» **Information given**
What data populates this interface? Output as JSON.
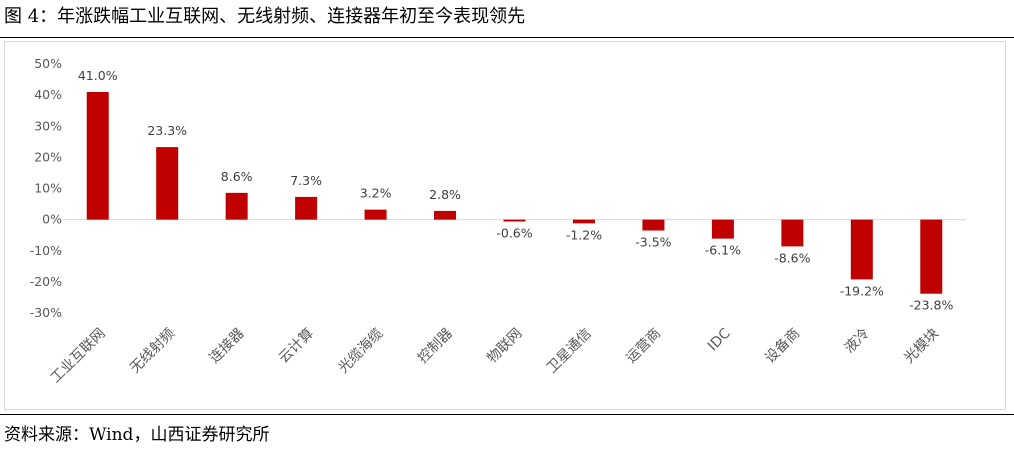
{
  "figure": {
    "title": "图 4：年涨跌幅工业互联网、无线射频、连接器年初至今表现领先",
    "source": "资料来源：Wind，山西证券研究所"
  },
  "chart_data": {
    "type": "bar",
    "categories": [
      "工业互联网",
      "无线射频",
      "连接器",
      "云计算",
      "光缆海缆",
      "控制器",
      "物联网",
      "卫星通信",
      "运营商",
      "IDC",
      "设备商",
      "液冷",
      "光模块"
    ],
    "values": [
      41.0,
      23.3,
      8.6,
      7.3,
      3.2,
      2.8,
      -0.6,
      -1.2,
      -3.5,
      -6.1,
      -8.6,
      -19.2,
      -23.8
    ],
    "data_labels": [
      "41.0%",
      "23.3%",
      "8.6%",
      "7.3%",
      "3.2%",
      "2.8%",
      "-0.6%",
      "-1.2%",
      "-3.5%",
      "-6.1%",
      "-8.6%",
      "-19.2%",
      "-23.8%"
    ],
    "yticks": [
      50,
      40,
      30,
      20,
      10,
      0,
      -10,
      -20,
      -30
    ],
    "ytick_labels": [
      "50%",
      "40%",
      "30%",
      "20%",
      "10%",
      "0%",
      "-10%",
      "-20%",
      "-30%"
    ],
    "ylim": [
      -30,
      50
    ],
    "grid": false,
    "bar_color": "#c00000",
    "axis_color": "#d9d9d9"
  }
}
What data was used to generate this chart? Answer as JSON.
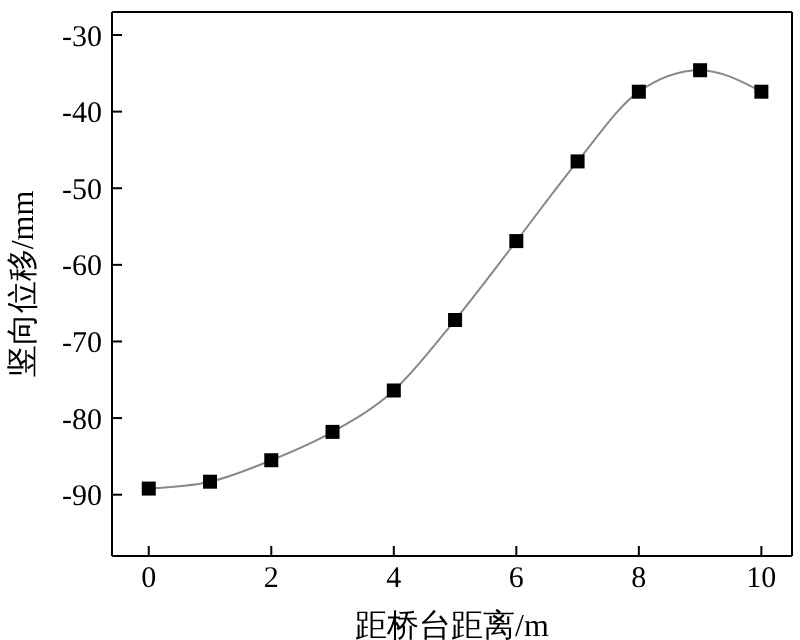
{
  "chart_data": {
    "type": "line",
    "xlabel": "距桥台距离/m",
    "ylabel": "竖向位移/mm",
    "x": [
      0,
      1,
      2,
      3,
      4,
      5,
      6,
      7,
      8,
      9,
      10
    ],
    "series": [
      {
        "color": "#000000",
        "values": [
          -89.2,
          -88.3,
          -85.5,
          -81.8,
          -76.4,
          -67.2,
          -56.9,
          -46.5,
          -37.4,
          -34.6,
          -37.4
        ]
      }
    ],
    "xlim": [
      -0.6,
      10.5
    ],
    "xticks": [
      0,
      2,
      4,
      6,
      8,
      10
    ],
    "ylim": [
      -98,
      -27
    ],
    "yticks": [
      -90,
      -80,
      -70,
      -60,
      -50,
      -40,
      -30
    ],
    "marker": "square",
    "line_style": "solid",
    "grid": false
  }
}
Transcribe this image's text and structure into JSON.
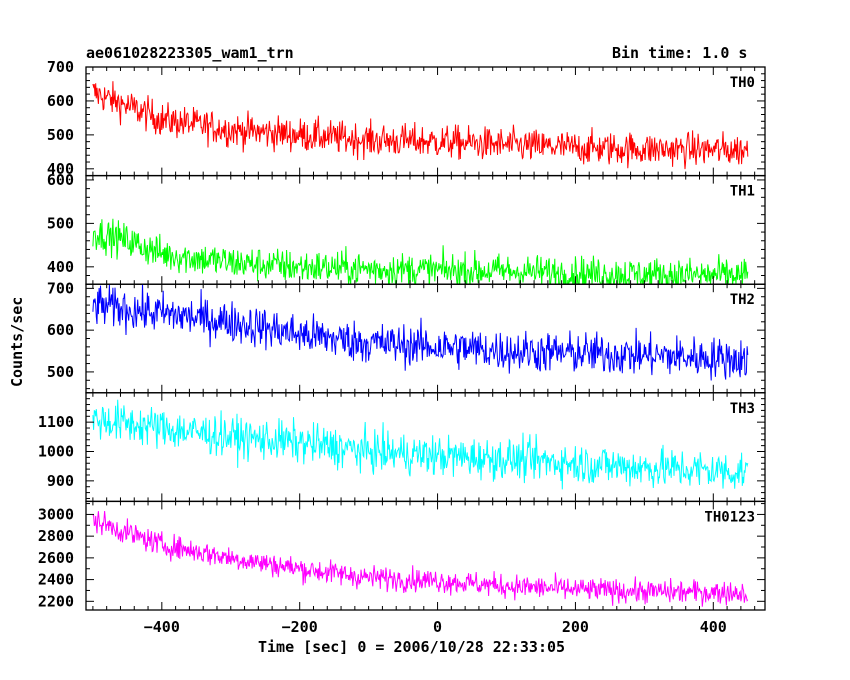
{
  "header": {
    "title": "ae061028223305_wam1_trn",
    "bin_time": "Bin time: 1.0 s"
  },
  "chart_data": {
    "type": "line",
    "xlabel": "Time [sec] 0 = 2006/10/28 22:33:05",
    "ylabel": "Counts/sec",
    "xlim": [
      -510,
      475
    ],
    "x_ticks": [
      -400,
      -200,
      0,
      200,
      400
    ],
    "x_range": [
      -500,
      450
    ],
    "bin_time_s": 1.0,
    "panels": [
      {
        "name": "TH0",
        "color": "#ff0000",
        "ylim": [
          380,
          700
        ],
        "y_ticks": [
          400,
          500,
          600,
          700
        ],
        "trend_x": [
          -500,
          -450,
          -400,
          -300,
          -200,
          -100,
          0,
          100,
          200,
          300,
          450
        ],
        "trend_y": [
          625,
          585,
          545,
          515,
          500,
          485,
          480,
          470,
          462,
          458,
          455
        ],
        "scatter": 25
      },
      {
        "name": "TH1",
        "color": "#00ff00",
        "ylim": [
          360,
          610
        ],
        "y_ticks": [
          400,
          500,
          600
        ],
        "trend_x": [
          -500,
          -450,
          -400,
          -300,
          -200,
          -100,
          0,
          100,
          200,
          300,
          450
        ],
        "trend_y": [
          480,
          460,
          430,
          410,
          400,
          395,
          392,
          390,
          385,
          382,
          380
        ],
        "scatter": 20
      },
      {
        "name": "TH2",
        "color": "#0000ff",
        "ylim": [
          450,
          710
        ],
        "y_ticks": [
          500,
          600,
          700
        ],
        "trend_x": [
          -500,
          -400,
          -300,
          -200,
          -100,
          0,
          100,
          200,
          300,
          450
        ],
        "trend_y": [
          660,
          640,
          620,
          590,
          570,
          560,
          550,
          545,
          540,
          530
        ],
        "scatter": 25
      },
      {
        "name": "TH3",
        "color": "#00ffff",
        "ylim": [
          830,
          1200
        ],
        "y_ticks": [
          900,
          1000,
          1100
        ],
        "trend_x": [
          -500,
          -400,
          -300,
          -200,
          -100,
          0,
          100,
          200,
          300,
          450
        ],
        "trend_y": [
          1110,
          1080,
          1050,
          1030,
          1000,
          985,
          975,
          960,
          945,
          930
        ],
        "scatter": 35
      },
      {
        "name": "TH0123",
        "color": "#ff00ff",
        "ylim": [
          2120,
          3120
        ],
        "y_ticks": [
          2200,
          2400,
          2600,
          2800,
          3000
        ],
        "trend_x": [
          -500,
          -450,
          -400,
          -300,
          -200,
          -100,
          0,
          100,
          200,
          300,
          450
        ],
        "trend_y": [
          2950,
          2830,
          2720,
          2600,
          2500,
          2420,
          2390,
          2340,
          2310,
          2290,
          2280
        ],
        "scatter": 55
      }
    ]
  }
}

» **Your task**
Print the entries above exactly, taking out only the pictures.

» **Complete answer**
What data populates this interface? Output as JSON.
{
  "figure": {
    "title": "图 4：年涨跌幅工业互联网、无线射频、连接器年初至今表现领先",
    "source": "资料来源：Wind，山西证券研究所"
  },
  "chart_data": {
    "type": "bar",
    "categories": [
      "工业互联网",
      "无线射频",
      "连接器",
      "云计算",
      "光缆海缆",
      "控制器",
      "物联网",
      "卫星通信",
      "运营商",
      "IDC",
      "设备商",
      "液冷",
      "光模块"
    ],
    "values": [
      41.0,
      23.3,
      8.6,
      7.3,
      3.2,
      2.8,
      -0.6,
      -1.2,
      -3.5,
      -6.1,
      -8.6,
      -19.2,
      -23.8
    ],
    "data_labels": [
      "41.0%",
      "23.3%",
      "8.6%",
      "7.3%",
      "3.2%",
      "2.8%",
      "-0.6%",
      "-1.2%",
      "-3.5%",
      "-6.1%",
      "-8.6%",
      "-19.2%",
      "-23.8%"
    ],
    "yticks": [
      50,
      40,
      30,
      20,
      10,
      0,
      -10,
      -20,
      -30
    ],
    "ytick_labels": [
      "50%",
      "40%",
      "30%",
      "20%",
      "10%",
      "0%",
      "-10%",
      "-20%",
      "-30%"
    ],
    "ylim": [
      -30,
      50
    ],
    "grid": false,
    "bar_color": "#c00000",
    "axis_color": "#d9d9d9"
  }
}
What data was used to generate this chart? Answer as JSON.
{
  "chart_data": {
    "type": "line",
    "xlabel": "距桥台距离/m",
    "ylabel": "竖向位移/mm",
    "x": [
      0,
      1,
      2,
      3,
      4,
      5,
      6,
      7,
      8,
      9,
      10
    ],
    "series": [
      {
        "color": "#000000",
        "values": [
          -89.2,
          -88.3,
          -85.5,
          -81.8,
          -76.4,
          -67.2,
          -56.9,
          -46.5,
          -37.4,
          -34.6,
          -37.4
        ]
      }
    ],
    "xlim": [
      -0.6,
      10.5
    ],
    "xticks": [
      0,
      2,
      4,
      6,
      8,
      10
    ],
    "ylim": [
      -98,
      -27
    ],
    "yticks": [
      -90,
      -80,
      -70,
      -60,
      -50,
      -40,
      -30
    ],
    "marker": "square",
    "line_style": "solid",
    "grid": false
  }
}
Transcribe this image's text and structure into JSON.
{
  "header": {
    "title": "ae061028223305_wam1_trn",
    "bin_time": "Bin time: 1.0 s"
  },
  "chart_data": {
    "type": "line",
    "xlabel": "Time [sec] 0 = 2006/10/28 22:33:05",
    "ylabel": "Counts/sec",
    "xlim": [
      -510,
      475
    ],
    "x_ticks": [
      -400,
      -200,
      0,
      200,
      400
    ],
    "x_range": [
      -500,
      450
    ],
    "bin_time_s": 1.0,
    "panels": [
      {
        "name": "TH0",
        "color": "#ff0000",
        "ylim": [
          380,
          700
        ],
        "y_ticks": [
          400,
          500,
          600,
          700
        ],
        "trend_x": [
          -500,
          -450,
          -400,
          -300,
          -200,
          -100,
          0,
          100,
          200,
          300,
          450
        ],
        "trend_y": [
          625,
          585,
          545,
          515,
          500,
          485,
          480,
          470,
          462,
          458,
          455
        ],
        "scatter": 25
      },
      {
        "name": "TH1",
        "color": "#00ff00",
        "ylim": [
          360,
          610
        ],
        "y_ticks": [
          400,
          500,
          600
        ],
        "trend_x": [
          -500,
          -450,
          -400,
          -300,
          -200,
          -100,
          0,
          100,
          200,
          300,
          450
        ],
        "trend_y": [
          480,
          460,
          430,
          410,
          400,
          395,
          392,
          390,
          385,
          382,
          380
        ],
        "scatter": 20
      },
      {
        "name": "TH2",
        "color": "#0000ff",
        "ylim": [
          450,
          710
        ],
        "y_ticks": [
          500,
          600,
          700
        ],
        "trend_x": [
          -500,
          -400,
          -300,
          -200,
          -100,
          0,
          100,
          200,
          300,
          450
        ],
        "trend_y": [
          660,
          640,
          620,
          590,
          570,
          560,
          550,
          545,
          540,
          530
        ],
        "scatter": 25
      },
      {
        "name": "TH3",
        "color": "#00ffff",
        "ylim": [
          830,
          1200
        ],
        "y_ticks": [
          900,
          1000,
          1100
        ],
        "trend_x": [
          -500,
          -400,
          -300,
          -200,
          -100,
          0,
          100,
          200,
          300,
          450
        ],
        "trend_y": [
          1110,
          1080,
          1050,
          1030,
          1000,
          985,
          975,
          960,
          945,
          930
        ],
        "scatter": 35
      },
      {
        "name": "TH0123",
        "color": "#ff00ff",
        "ylim": [
          2120,
          3120
        ],
        "y_ticks": [
          2200,
          2400,
          2600,
          2800,
          3000
        ],
        "trend_x": [
          -500,
          -450,
          -400,
          -300,
          -200,
          -100,
          0,
          100,
          200,
          300,
          450
        ],
        "trend_y": [
          2950,
          2830,
          2720,
          2600,
          2500,
          2420,
          2390,
          2340,
          2310,
          2290,
          2280
        ],
        "scatter": 55
      }
    ]
  }
}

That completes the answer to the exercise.